_WORK TO COMPLETE_.
Set down the whole listing verbatim.

•••••

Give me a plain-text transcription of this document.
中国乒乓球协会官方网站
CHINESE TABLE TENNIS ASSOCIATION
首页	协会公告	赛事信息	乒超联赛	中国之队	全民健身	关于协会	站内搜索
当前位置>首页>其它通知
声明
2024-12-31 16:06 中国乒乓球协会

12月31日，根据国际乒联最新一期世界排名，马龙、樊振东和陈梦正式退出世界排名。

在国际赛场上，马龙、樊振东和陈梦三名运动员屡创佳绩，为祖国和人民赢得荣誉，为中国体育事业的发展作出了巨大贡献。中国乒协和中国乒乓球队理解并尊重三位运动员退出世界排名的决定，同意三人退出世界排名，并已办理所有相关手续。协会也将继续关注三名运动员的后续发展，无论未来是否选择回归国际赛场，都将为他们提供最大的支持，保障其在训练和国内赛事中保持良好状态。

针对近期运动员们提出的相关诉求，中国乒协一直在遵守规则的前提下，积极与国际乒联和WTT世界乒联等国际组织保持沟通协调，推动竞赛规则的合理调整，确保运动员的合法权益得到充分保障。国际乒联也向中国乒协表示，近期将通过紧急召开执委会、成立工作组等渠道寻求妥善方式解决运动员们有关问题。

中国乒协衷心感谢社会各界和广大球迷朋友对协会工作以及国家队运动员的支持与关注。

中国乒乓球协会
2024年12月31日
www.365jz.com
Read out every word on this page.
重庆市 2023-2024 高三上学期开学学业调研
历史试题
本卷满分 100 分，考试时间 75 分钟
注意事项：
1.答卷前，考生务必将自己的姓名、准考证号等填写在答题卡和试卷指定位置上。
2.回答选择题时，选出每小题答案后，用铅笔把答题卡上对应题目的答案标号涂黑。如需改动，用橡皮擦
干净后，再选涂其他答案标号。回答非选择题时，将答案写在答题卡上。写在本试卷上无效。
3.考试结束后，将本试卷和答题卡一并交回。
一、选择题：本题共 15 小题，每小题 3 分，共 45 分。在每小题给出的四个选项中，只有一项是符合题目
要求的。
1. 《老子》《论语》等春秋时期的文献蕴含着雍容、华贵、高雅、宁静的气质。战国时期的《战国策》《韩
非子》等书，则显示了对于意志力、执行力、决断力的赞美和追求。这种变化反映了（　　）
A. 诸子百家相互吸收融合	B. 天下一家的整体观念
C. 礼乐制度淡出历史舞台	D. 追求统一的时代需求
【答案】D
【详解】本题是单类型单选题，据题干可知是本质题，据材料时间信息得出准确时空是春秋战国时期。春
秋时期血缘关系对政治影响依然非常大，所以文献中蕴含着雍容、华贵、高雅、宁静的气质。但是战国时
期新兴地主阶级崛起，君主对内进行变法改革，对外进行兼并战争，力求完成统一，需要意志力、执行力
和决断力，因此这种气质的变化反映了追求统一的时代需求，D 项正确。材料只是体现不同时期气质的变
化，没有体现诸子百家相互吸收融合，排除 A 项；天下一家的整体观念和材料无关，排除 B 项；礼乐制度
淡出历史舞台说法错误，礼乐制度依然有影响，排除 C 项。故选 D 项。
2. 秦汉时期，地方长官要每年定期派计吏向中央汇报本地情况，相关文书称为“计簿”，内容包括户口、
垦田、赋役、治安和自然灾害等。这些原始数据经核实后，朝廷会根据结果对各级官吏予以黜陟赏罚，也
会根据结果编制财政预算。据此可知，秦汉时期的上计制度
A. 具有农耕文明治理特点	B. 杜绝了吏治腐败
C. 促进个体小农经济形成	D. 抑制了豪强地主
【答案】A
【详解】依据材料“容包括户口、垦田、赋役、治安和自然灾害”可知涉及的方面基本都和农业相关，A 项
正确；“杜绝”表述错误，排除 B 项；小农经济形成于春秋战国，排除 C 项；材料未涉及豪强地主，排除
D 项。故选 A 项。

•••••

_ANSWER FOR THE TASK_.
Give me a plain-text transcription of this document.
中国乒乓球协会官方网站
CHINESE TABLE TENNIS ASSOCIATION
首页	协会公告	赛事信息	乒超联赛	中国之队	全民健身	关于协会	站内搜索
当前位置>首页>其它通知
声明
2024-12-31 16:06 中国乒乓球协会

12月31日，根据国际乒联最新一期世界排名，马龙、樊振东和陈梦正式退出世界排名。

在国际赛场上，马龙、樊振东和陈梦三名运动员屡创佳绩，为祖国和人民赢得荣誉，为中国体育事业的发展作出了巨大贡献。中国乒协和中国乒乓球队理解并尊重三位运动员退出世界排名的决定，同意三人退出世界排名，并已办理所有相关手续。协会也将继续关注三名运动员的后续发展，无论未来是否选择回归国际赛场，都将为他们提供最大的支持，保障其在训练和国内赛事中保持良好状态。

针对近期运动员们提出的相关诉求，中国乒协一直在遵守规则的前提下，积极与国际乒联和WTT世界乒联等国际组织保持沟通协调，推动竞赛规则的合理调整，确保运动员的合法权益得到充分保障。国际乒联也向中国乒协表示，近期将通过紧急召开执委会、成立工作组等渠道寻求妥善方式解决运动员们有关问题。

中国乒协衷心感谢社会各界和广大球迷朋友对协会工作以及国家队运动员的支持与关注。

中国乒乓球协会
2024年12月31日
www.365jz.com
Read out every word on this page.
重庆市 2023-2024 高三上学期开学学业调研
历史试题
本卷满分 100 分，考试时间 75 分钟
注意事项：
1.答卷前，考生务必将自己的姓名、准考证号等填写在答题卡和试卷指定位置上。
2.回答选择题时，选出每小题答案后，用铅笔把答题卡上对应题目的答案标号涂黑。如需改动，用橡皮擦
干净后，再选涂其他答案标号。回答非选择题时，将答案写在答题卡上。写在本试卷上无效。
3.考试结束后，将本试卷和答题卡一并交回。
一、选择题：本题共 15 小题，每小题 3 分，共 45 分。在每小题给出的四个选项中，只有一项是符合题目
要求的。
1. 《老子》《论语》等春秋时期的文献蕴含着雍容、华贵、高雅、宁静的气质。战国时期的《战国策》《韩
非子》等书，则显示了对于意志力、执行力、决断力的赞美和追求。这种变化反映了（　　）
A. 诸子百家相互吸收融合	B. 天下一家的整体观念
C. 礼乐制度淡出历史舞台	D. 追求统一的时代需求
【答案】D
【详解】本题是单类型单选题，据题干可知是本质题，据材料时间信息得出准确时空是春秋战国时期。春
秋时期血缘关系对政治影响依然非常大，所以文献中蕴含着雍容、华贵、高雅、宁静的气质。但是战国时
期新兴地主阶级崛起，君主对内进行变法改革，对外进行兼并战争，力求完成统一，需要意志力、执行力
和决断力，因此这种气质的变化反映了追求统一的时代需求，D 项正确。材料只是体现不同时期气质的变
化，没有体现诸子百家相互吸收融合，排除 A 项；天下一家的整体观念和材料无关，排除 B 项；礼乐制度
淡出历史舞台说法错误，礼乐制度依然有影响，排除 C 项。故选 D 项。
2. 秦汉时期，地方长官要每年定期派计吏向中央汇报本地情况，相关文书称为“计簿”，内容包括户口、
垦田、赋役、治安和自然灾害等。这些原始数据经核实后，朝廷会根据结果对各级官吏予以黜陟赏罚，也
会根据结果编制财政预算。据此可知，秦汉时期的上计制度
A. 具有农耕文明治理特点	B. 杜绝了吏治腐败
C. 促进个体小农经济形成	D. 抑制了豪强地主
【答案】A
【详解】依据材料“容包括户口、垦田、赋役、治安和自然灾害”可知涉及的方面基本都和农业相关，A 项
正确；“杜绝”表述错误，排除 B 项；小农经济形成于春秋战国，排除 C 项；材料未涉及豪强地主，排除
D 项。故选 A 项。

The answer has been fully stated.